begin Material for the task

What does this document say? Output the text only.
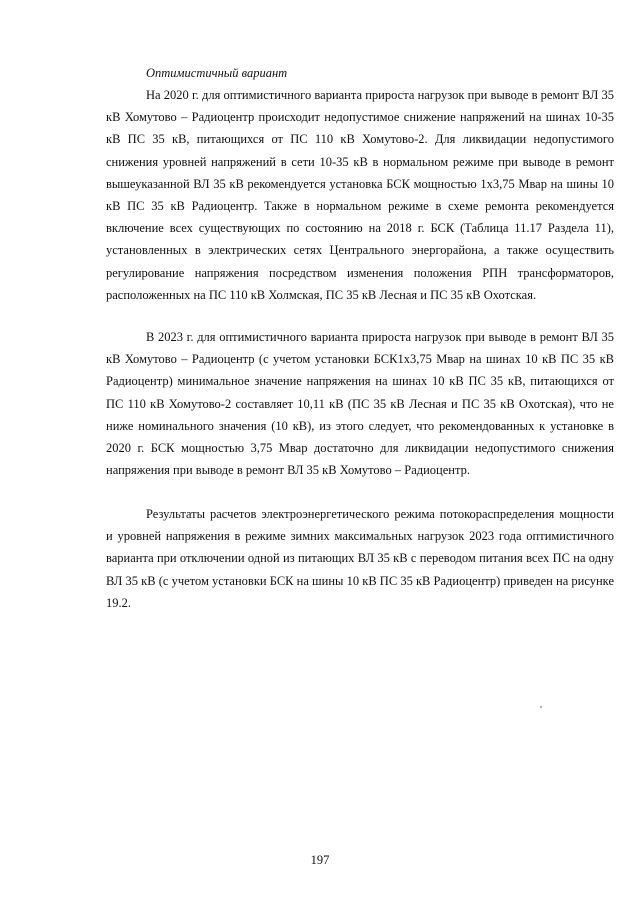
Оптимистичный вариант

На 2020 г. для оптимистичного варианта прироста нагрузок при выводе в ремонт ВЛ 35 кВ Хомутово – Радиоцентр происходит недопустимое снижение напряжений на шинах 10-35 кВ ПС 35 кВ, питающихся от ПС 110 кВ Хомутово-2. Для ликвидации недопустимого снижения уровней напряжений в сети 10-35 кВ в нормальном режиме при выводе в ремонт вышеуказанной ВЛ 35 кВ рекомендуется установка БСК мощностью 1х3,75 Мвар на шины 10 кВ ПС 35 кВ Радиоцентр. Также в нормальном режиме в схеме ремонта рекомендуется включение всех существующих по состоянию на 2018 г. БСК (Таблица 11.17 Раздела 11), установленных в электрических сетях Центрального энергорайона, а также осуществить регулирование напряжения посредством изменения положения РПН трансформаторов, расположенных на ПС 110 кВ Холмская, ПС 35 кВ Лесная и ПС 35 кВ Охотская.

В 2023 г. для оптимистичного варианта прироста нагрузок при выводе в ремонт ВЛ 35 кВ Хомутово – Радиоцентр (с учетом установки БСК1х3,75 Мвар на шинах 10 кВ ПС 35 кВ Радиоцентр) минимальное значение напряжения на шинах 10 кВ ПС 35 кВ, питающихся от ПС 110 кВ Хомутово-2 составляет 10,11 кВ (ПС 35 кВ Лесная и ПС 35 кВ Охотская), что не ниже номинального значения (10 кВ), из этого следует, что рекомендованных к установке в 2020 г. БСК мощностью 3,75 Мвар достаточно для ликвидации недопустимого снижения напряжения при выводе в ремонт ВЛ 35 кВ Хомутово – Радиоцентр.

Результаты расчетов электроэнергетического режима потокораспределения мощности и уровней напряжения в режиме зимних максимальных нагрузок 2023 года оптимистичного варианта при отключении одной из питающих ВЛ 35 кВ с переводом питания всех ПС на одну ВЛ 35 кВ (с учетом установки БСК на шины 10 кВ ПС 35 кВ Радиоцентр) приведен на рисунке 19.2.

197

end Material for the task

• **Work instructions**: Without the pictures, extract every entry verbatim.

• **Exercise answer**:
What does this document say? Output the text only.
Оптимистичный вариант

На 2020 г. для оптимистичного варианта прироста нагрузок при выводе в ремонт ВЛ 35 кВ Хомутово – Радиоцентр происходит недопустимое снижение напряжений на шинах 10-35 кВ ПС 35 кВ, питающихся от ПС 110 кВ Хомутово-2. Для ликвидации недопустимого снижения уровней напряжений в сети 10-35 кВ в нормальном режиме при выводе в ремонт вышеуказанной ВЛ 35 кВ рекомендуется установка БСК мощностью 1х3,75 Мвар на шины 10 кВ ПС 35 кВ Радиоцентр. Также в нормальном режиме в схеме ремонта рекомендуется включение всех существующих по состоянию на 2018 г. БСК (Таблица 11.17 Раздела 11), установленных в электрических сетях Центрального энергорайона, а также осуществить регулирование напряжения посредством изменения положения РПН трансформаторов, расположенных на ПС 110 кВ Холмская, ПС 35 кВ Лесная и ПС 35 кВ Охотская.

В 2023 г. для оптимистичного варианта прироста нагрузок при выводе в ремонт ВЛ 35 кВ Хомутово – Радиоцентр (с учетом установки БСК1х3,75 Мвар на шинах 10 кВ ПС 35 кВ Радиоцентр) минимальное значение напряжения на шинах 10 кВ ПС 35 кВ, питающихся от ПС 110 кВ Хомутово-2 составляет 10,11 кВ (ПС 35 кВ Лесная и ПС 35 кВ Охотская), что не ниже номинального значения (10 кВ), из этого следует, что рекомендованных к установке в 2020 г. БСК мощностью 3,75 Мвар достаточно для ликвидации недопустимого снижения напряжения при выводе в ремонт ВЛ 35 кВ Хомутово – Радиоцентр.

Результаты расчетов электроэнергетического режима потокораспределения мощности и уровней напряжения в режиме зимних максимальных нагрузок 2023 года оптимистичного варианта при отключении одной из питающих ВЛ 35 кВ с переводом питания всех ПС на одну ВЛ 35 кВ (с учетом установки БСК на шины 10 кВ ПС 35 кВ Радиоцентр) приведен на рисунке 19.2.

197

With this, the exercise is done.